- [TASK REQUIREMENTS]: Filter the listing and keep only the lines with the word "Markets".

** START OF RECORD EXTRACTS **

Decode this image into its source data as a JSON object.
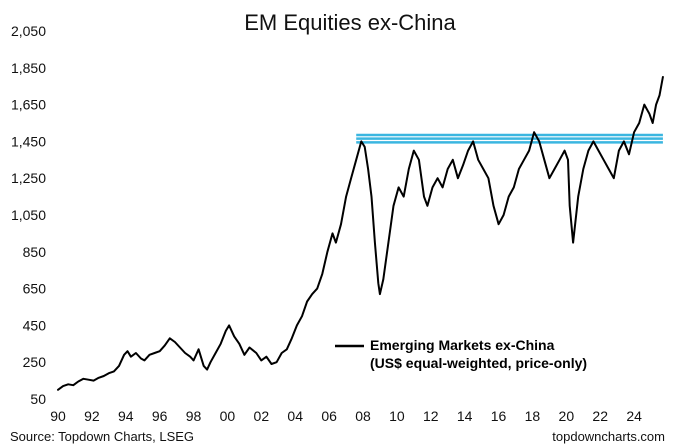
{
  "chart_data": {
    "type": "line",
    "title": "EM Equities ex-China",
    "xlabel": "",
    "ylabel": "",
    "ylim": [
      50,
      2050
    ],
    "xlim": [
      1990,
      2026
    ],
    "y_ticks": [
      50,
      250,
      450,
      650,
      850,
      1050,
      1250,
      1450,
      1650,
      1850,
      2050
    ],
    "y_tick_labels": [
      "50",
      "250",
      "450",
      "650",
      "850",
      "1,050",
      "1,250",
      "1,450",
      "1,650",
      "1,850",
      "2,050"
    ],
    "x_ticks": [
      1990,
      1992,
      1994,
      1996,
      1998,
      2000,
      2002,
      2004,
      2006,
      2008,
      2010,
      2012,
      2014,
      2016,
      2018,
      2020,
      2022,
      2024
    ],
    "x_tick_labels": [
      "90",
      "92",
      "94",
      "96",
      "98",
      "00",
      "02",
      "04",
      "06",
      "08",
      "10",
      "12",
      "14",
      "16",
      "18",
      "20",
      "22",
      "24"
    ],
    "grid": false,
    "legend_position": "lower-right",
    "series": [
      {
        "name": "Emerging Markets ex-China (US$ equal-weighted, price-only)",
        "legend_lines": [
          "Emerging Markets ex-China",
          "(US$ equal-weighted, price-only)"
        ],
        "color": "#000000",
        "x": [
          1990.0,
          1990.3,
          1990.6,
          1990.9,
          1991.2,
          1991.5,
          1991.8,
          1992.1,
          1992.4,
          1992.7,
          1993.0,
          1993.3,
          1993.6,
          1993.9,
          1994.1,
          1994.3,
          1994.6,
          1994.9,
          1995.1,
          1995.4,
          1995.7,
          1996.0,
          1996.3,
          1996.6,
          1996.9,
          1997.2,
          1997.5,
          1997.8,
          1998.0,
          1998.3,
          1998.6,
          1998.8,
          1999.0,
          1999.3,
          1999.6,
          1999.9,
          2000.1,
          2000.4,
          2000.7,
          2001.0,
          2001.3,
          2001.7,
          2002.0,
          2002.3,
          2002.6,
          2002.9,
          2003.2,
          2003.5,
          2003.8,
          2004.1,
          2004.4,
          2004.7,
          2005.0,
          2005.3,
          2005.6,
          2005.9,
          2006.2,
          2006.4,
          2006.7,
          2007.0,
          2007.3,
          2007.6,
          2007.9,
          2008.1,
          2008.3,
          2008.5,
          2008.7,
          2008.9,
          2009.0,
          2009.2,
          2009.5,
          2009.8,
          2010.1,
          2010.4,
          2010.7,
          2011.0,
          2011.3,
          2011.6,
          2011.8,
          2012.1,
          2012.4,
          2012.7,
          2013.0,
          2013.3,
          2013.6,
          2013.9,
          2014.2,
          2014.5,
          2014.8,
          2015.1,
          2015.4,
          2015.7,
          2016.0,
          2016.3,
          2016.6,
          2016.9,
          2017.2,
          2017.5,
          2017.8,
          2018.1,
          2018.4,
          2018.7,
          2019.0,
          2019.3,
          2019.6,
          2019.9,
          2020.1,
          2020.2,
          2020.4,
          2020.7,
          2021.0,
          2021.3,
          2021.6,
          2021.9,
          2022.2,
          2022.5,
          2022.8,
          2023.1,
          2023.4,
          2023.7,
          2024.0,
          2024.3,
          2024.6,
          2024.9,
          2025.1,
          2025.3,
          2025.5,
          2025.7
        ],
        "values": [
          100,
          120,
          130,
          125,
          145,
          160,
          155,
          150,
          165,
          175,
          190,
          200,
          230,
          290,
          310,
          280,
          300,
          270,
          260,
          290,
          300,
          310,
          340,
          380,
          360,
          330,
          300,
          280,
          260,
          320,
          230,
          210,
          250,
          300,
          350,
          420,
          450,
          390,
          350,
          290,
          330,
          300,
          260,
          280,
          240,
          250,
          300,
          320,
          380,
          450,
          500,
          580,
          620,
          650,
          730,
          850,
          950,
          900,
          1000,
          1150,
          1250,
          1350,
          1450,
          1420,
          1300,
          1150,
          900,
          680,
          620,
          700,
          900,
          1100,
          1200,
          1150,
          1300,
          1400,
          1350,
          1150,
          1100,
          1200,
          1250,
          1200,
          1300,
          1350,
          1250,
          1320,
          1400,
          1450,
          1350,
          1300,
          1250,
          1100,
          1000,
          1050,
          1150,
          1200,
          1300,
          1350,
          1400,
          1500,
          1450,
          1350,
          1250,
          1300,
          1350,
          1400,
          1350,
          1100,
          900,
          1150,
          1300,
          1400,
          1450,
          1400,
          1350,
          1300,
          1250,
          1400,
          1450,
          1380,
          1500,
          1550,
          1650,
          1600,
          1550,
          1650,
          1700,
          1800
        ]
      }
    ],
    "reference_band": {
      "label": "",
      "y": [
        1445,
        1465,
        1485
      ],
      "x_start": 2007.6,
      "x_end": 2025.7,
      "color": "#3bb6e0"
    }
  },
  "footer": {
    "source": "Source: Topdown Charts, LSEG",
    "site": "topdowncharts.com"
  }
}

** END OF RECORD EXTRACTS **

- [RESPONSE]:
        "name": "Emerging Markets ex-China (US$ equal-weighted, price-only)",
          "Emerging Markets ex-China",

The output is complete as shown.